[Records about charts and figures]
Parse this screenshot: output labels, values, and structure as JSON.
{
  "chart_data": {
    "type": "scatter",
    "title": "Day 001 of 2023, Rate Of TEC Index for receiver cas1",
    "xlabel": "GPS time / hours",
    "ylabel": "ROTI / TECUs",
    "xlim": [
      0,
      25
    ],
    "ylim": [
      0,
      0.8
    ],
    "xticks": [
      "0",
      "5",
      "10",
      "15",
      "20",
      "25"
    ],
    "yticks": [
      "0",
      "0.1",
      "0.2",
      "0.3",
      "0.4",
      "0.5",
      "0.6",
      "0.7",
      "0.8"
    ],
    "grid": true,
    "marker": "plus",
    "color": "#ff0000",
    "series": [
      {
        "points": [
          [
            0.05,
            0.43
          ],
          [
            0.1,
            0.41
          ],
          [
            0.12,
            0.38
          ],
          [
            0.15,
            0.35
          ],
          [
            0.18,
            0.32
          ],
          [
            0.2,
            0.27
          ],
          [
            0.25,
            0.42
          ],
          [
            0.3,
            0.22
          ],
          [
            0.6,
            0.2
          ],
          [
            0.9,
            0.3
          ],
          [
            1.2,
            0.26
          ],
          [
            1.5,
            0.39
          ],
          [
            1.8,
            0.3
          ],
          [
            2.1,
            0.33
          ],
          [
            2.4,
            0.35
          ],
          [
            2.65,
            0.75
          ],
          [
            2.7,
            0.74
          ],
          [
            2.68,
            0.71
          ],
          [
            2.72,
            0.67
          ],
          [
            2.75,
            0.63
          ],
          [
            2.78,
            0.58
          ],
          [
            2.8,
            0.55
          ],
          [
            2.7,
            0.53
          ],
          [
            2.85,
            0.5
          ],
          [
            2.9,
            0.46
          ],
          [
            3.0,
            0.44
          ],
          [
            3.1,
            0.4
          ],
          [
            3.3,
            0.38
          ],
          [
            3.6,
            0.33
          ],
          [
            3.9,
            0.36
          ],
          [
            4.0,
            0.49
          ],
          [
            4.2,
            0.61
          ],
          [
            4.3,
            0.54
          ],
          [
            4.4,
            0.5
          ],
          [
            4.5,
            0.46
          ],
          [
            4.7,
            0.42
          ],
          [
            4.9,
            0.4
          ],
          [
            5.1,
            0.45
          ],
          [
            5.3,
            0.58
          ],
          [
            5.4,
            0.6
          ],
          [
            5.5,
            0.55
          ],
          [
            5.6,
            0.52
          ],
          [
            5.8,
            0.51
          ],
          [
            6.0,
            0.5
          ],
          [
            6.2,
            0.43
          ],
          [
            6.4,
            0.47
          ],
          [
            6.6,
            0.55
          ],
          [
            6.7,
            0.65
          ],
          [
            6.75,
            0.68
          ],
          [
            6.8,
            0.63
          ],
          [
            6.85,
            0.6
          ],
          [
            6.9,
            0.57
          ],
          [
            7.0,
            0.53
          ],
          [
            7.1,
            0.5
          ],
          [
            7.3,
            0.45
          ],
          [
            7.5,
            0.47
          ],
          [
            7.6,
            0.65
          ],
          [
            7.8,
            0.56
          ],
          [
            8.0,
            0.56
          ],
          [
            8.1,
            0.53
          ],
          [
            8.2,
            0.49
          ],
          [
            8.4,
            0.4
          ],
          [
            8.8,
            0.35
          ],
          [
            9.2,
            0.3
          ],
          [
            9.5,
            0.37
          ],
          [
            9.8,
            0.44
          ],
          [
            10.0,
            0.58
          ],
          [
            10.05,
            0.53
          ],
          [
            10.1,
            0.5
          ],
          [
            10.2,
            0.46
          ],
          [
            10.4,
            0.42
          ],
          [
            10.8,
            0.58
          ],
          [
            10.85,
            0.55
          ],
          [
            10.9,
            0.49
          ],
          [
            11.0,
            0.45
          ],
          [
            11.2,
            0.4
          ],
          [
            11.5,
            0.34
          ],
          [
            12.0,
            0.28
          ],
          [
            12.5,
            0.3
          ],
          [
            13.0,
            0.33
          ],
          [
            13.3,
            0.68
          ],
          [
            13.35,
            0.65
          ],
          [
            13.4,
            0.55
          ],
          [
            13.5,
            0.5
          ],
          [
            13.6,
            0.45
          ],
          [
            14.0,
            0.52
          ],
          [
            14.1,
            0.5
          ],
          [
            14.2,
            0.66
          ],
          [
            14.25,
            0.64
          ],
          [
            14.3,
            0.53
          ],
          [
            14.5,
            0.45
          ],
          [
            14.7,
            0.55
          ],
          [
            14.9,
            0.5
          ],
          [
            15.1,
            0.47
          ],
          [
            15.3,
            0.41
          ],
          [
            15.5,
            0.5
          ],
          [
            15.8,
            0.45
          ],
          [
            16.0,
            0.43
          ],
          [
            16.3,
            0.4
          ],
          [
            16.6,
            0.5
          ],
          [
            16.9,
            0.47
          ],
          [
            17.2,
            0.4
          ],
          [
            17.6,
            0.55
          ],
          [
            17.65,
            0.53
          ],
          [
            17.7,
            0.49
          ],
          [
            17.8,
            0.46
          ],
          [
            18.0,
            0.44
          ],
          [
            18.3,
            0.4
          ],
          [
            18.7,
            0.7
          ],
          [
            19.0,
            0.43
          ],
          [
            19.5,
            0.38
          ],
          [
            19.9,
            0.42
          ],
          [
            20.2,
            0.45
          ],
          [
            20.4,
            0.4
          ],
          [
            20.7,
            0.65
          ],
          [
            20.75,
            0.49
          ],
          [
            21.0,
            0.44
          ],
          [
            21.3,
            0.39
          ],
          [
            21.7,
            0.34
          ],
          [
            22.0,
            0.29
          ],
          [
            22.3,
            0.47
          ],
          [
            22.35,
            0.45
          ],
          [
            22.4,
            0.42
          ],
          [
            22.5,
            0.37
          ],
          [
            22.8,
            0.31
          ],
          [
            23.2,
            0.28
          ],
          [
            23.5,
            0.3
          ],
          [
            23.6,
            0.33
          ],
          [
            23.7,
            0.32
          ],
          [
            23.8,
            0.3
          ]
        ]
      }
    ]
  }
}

▶ _GIVEN TASK_: Send back all of the entries exactly, with nothing missing.

▶ _CORRECT RESULT_:
Parse this screenshot: output labels, values, and structure as JSON.
{
  "chart_data": {
    "type": "scatter",
    "title": "Day 001 of 2023, Rate Of TEC Index for receiver cas1",
    "xlabel": "GPS time / hours",
    "ylabel": "ROTI / TECUs",
    "xlim": [
      0,
      25
    ],
    "ylim": [
      0,
      0.8
    ],
    "xticks": [
      "0",
      "5",
      "10",
      "15",
      "20",
      "25"
    ],
    "yticks": [
      "0",
      "0.1",
      "0.2",
      "0.3",
      "0.4",
      "0.5",
      "0.6",
      "0.7",
      "0.8"
    ],
    "grid": true,
    "marker": "plus",
    "color": "#ff0000",
    "series": [
      {
        "points": [
          [
            0.05,
            0.43
          ],
          [
            0.1,
            0.41
          ],
          [
            0.12,
            0.38
          ],
          [
            0.15,
            0.35
          ],
          [
            0.18,
            0.32
          ],
          [
            0.2,
            0.27
          ],
          [
            0.25,
            0.42
          ],
          [
            0.3,
            0.22
          ],
          [
            0.6,
            0.2
          ],
          [
            0.9,
            0.3
          ],
          [
            1.2,
            0.26
          ],
          [
            1.5,
            0.39
          ],
          [
            1.8,
            0.3
          ],
          [
            2.1,
            0.33
          ],
          [
            2.4,
            0.35
          ],
          [
            2.65,
            0.75
          ],
          [
            2.7,
            0.74
          ],
          [
            2.68,
            0.71
          ],
          [
            2.72,
            0.67
          ],
          [
            2.75,
            0.63
          ],
          [
            2.78,
            0.58
          ],
          [
            2.8,
            0.55
          ],
          [
            2.7,
            0.53
          ],
          [
            2.85,
            0.5
          ],
          [
            2.9,
            0.46
          ],
          [
            3.0,
            0.44
          ],
          [
            3.1,
            0.4
          ],
          [
            3.3,
            0.38
          ],
          [
            3.6,
            0.33
          ],
          [
            3.9,
            0.36
          ],
          [
            4.0,
            0.49
          ],
          [
            4.2,
            0.61
          ],
          [
            4.3,
            0.54
          ],
          [
            4.4,
            0.5
          ],
          [
            4.5,
            0.46
          ],
          [
            4.7,
            0.42
          ],
          [
            4.9,
            0.4
          ],
          [
            5.1,
            0.45
          ],
          [
            5.3,
            0.58
          ],
          [
            5.4,
            0.6
          ],
          [
            5.5,
            0.55
          ],
          [
            5.6,
            0.52
          ],
          [
            5.8,
            0.51
          ],
          [
            6.0,
            0.5
          ],
          [
            6.2,
            0.43
          ],
          [
            6.4,
            0.47
          ],
          [
            6.6,
            0.55
          ],
          [
            6.7,
            0.65
          ],
          [
            6.75,
            0.68
          ],
          [
            6.8,
            0.63
          ],
          [
            6.85,
            0.6
          ],
          [
            6.9,
            0.57
          ],
          [
            7.0,
            0.53
          ],
          [
            7.1,
            0.5
          ],
          [
            7.3,
            0.45
          ],
          [
            7.5,
            0.47
          ],
          [
            7.6,
            0.65
          ],
          [
            7.8,
            0.56
          ],
          [
            8.0,
            0.56
          ],
          [
            8.1,
            0.53
          ],
          [
            8.2,
            0.49
          ],
          [
            8.4,
            0.4
          ],
          [
            8.8,
            0.35
          ],
          [
            9.2,
            0.3
          ],
          [
            9.5,
            0.37
          ],
          [
            9.8,
            0.44
          ],
          [
            10.0,
            0.58
          ],
          [
            10.05,
            0.53
          ],
          [
            10.1,
            0.5
          ],
          [
            10.2,
            0.46
          ],
          [
            10.4,
            0.42
          ],
          [
            10.8,
            0.58
          ],
          [
            10.85,
            0.55
          ],
          [
            10.9,
            0.49
          ],
          [
            11.0,
            0.45
          ],
          [
            11.2,
            0.4
          ],
          [
            11.5,
            0.34
          ],
          [
            12.0,
            0.28
          ],
          [
            12.5,
            0.3
          ],
          [
            13.0,
            0.33
          ],
          [
            13.3,
            0.68
          ],
          [
            13.35,
            0.65
          ],
          [
            13.4,
            0.55
          ],
          [
            13.5,
            0.5
          ],
          [
            13.6,
            0.45
          ],
          [
            14.0,
            0.52
          ],
          [
            14.1,
            0.5
          ],
          [
            14.2,
            0.66
          ],
          [
            14.25,
            0.64
          ],
          [
            14.3,
            0.53
          ],
          [
            14.5,
            0.45
          ],
          [
            14.7,
            0.55
          ],
          [
            14.9,
            0.5
          ],
          [
            15.1,
            0.47
          ],
          [
            15.3,
            0.41
          ],
          [
            15.5,
            0.5
          ],
          [
            15.8,
            0.45
          ],
          [
            16.0,
            0.43
          ],
          [
            16.3,
            0.4
          ],
          [
            16.6,
            0.5
          ],
          [
            16.9,
            0.47
          ],
          [
            17.2,
            0.4
          ],
          [
            17.6,
            0.55
          ],
          [
            17.65,
            0.53
          ],
          [
            17.7,
            0.49
          ],
          [
            17.8,
            0.46
          ],
          [
            18.0,
            0.44
          ],
          [
            18.3,
            0.4
          ],
          [
            18.7,
            0.7
          ],
          [
            19.0,
            0.43
          ],
          [
            19.5,
            0.38
          ],
          [
            19.9,
            0.42
          ],
          [
            20.2,
            0.45
          ],
          [
            20.4,
            0.4
          ],
          [
            20.7,
            0.65
          ],
          [
            20.75,
            0.49
          ],
          [
            21.0,
            0.44
          ],
          [
            21.3,
            0.39
          ],
          [
            21.7,
            0.34
          ],
          [
            22.0,
            0.29
          ],
          [
            22.3,
            0.47
          ],
          [
            22.35,
            0.45
          ],
          [
            22.4,
            0.42
          ],
          [
            22.5,
            0.37
          ],
          [
            22.8,
            0.31
          ],
          [
            23.2,
            0.28
          ],
          [
            23.5,
            0.3
          ],
          [
            23.6,
            0.33
          ],
          [
            23.7,
            0.32
          ],
          [
            23.8,
            0.3
          ]
        ]
      }
    ]
  }
}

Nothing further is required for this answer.